>> begin

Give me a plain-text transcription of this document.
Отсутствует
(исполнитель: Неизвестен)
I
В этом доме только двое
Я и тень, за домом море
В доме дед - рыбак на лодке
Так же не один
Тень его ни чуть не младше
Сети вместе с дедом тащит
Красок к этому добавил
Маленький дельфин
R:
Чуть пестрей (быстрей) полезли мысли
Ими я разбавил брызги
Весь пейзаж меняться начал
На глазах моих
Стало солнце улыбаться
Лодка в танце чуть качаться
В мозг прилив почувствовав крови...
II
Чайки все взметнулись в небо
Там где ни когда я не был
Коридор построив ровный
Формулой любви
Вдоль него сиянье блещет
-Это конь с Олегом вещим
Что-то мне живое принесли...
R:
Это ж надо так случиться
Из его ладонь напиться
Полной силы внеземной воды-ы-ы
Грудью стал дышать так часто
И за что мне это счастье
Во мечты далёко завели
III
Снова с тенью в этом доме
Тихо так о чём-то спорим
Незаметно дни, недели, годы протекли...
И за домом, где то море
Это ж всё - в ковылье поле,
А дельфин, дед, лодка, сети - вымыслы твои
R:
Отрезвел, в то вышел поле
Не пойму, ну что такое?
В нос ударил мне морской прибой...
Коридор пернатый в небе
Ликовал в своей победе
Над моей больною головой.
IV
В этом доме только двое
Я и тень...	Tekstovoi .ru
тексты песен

>> end

**REQUIREMENT:** Extract the full set of entries word for word.

**SOLUTION BELOW:**
Give me a plain-text transcription of this document.
Отсутствует
(исполнитель: Неизвестен)
I
В этом доме только двое
Я и тень, за домом море
В доме дед - рыбак на лодке
Так же не один
Тень его ни чуть не младше
Сети вместе с дедом тащит
Красок к этому добавил
Маленький дельфин
R:
Чуть пестрей (быстрей) полезли мысли
Ими я разбавил брызги
Весь пейзаж меняться начал
На глазах моих
Стало солнце улыбаться
Лодка в танце чуть качаться
В мозг прилив почувствовав крови...
II
Чайки все взметнулись в небо
Там где ни когда я не был
Коридор построив ровный
Формулой любви
Вдоль него сиянье блещет
-Это конь с Олегом вещим
Что-то мне живое принесли...
R:
Это ж надо так случиться
Из его ладонь напиться
Полной силы внеземной воды-ы-ы
Грудью стал дышать так часто
И за что мне это счастье
Во мечты далёко завели
III
Снова с тенью в этом доме
Тихо так о чём-то спорим
Незаметно дни, недели, годы протекли...
И за домом, где то море
Это ж всё - в ковылье поле,
А дельфин, дед, лодка, сети - вымыслы твои
R:
Отрезвел, в то вышел поле
Не пойму, ну что такое?
В нос ударил мне морской прибой...
Коридор пернатый в небе
Ликовал в своей победе
Над моей больною головой.
IV
В этом доме только двое
Я и тень...	Tekstovoi .ru
тексты песен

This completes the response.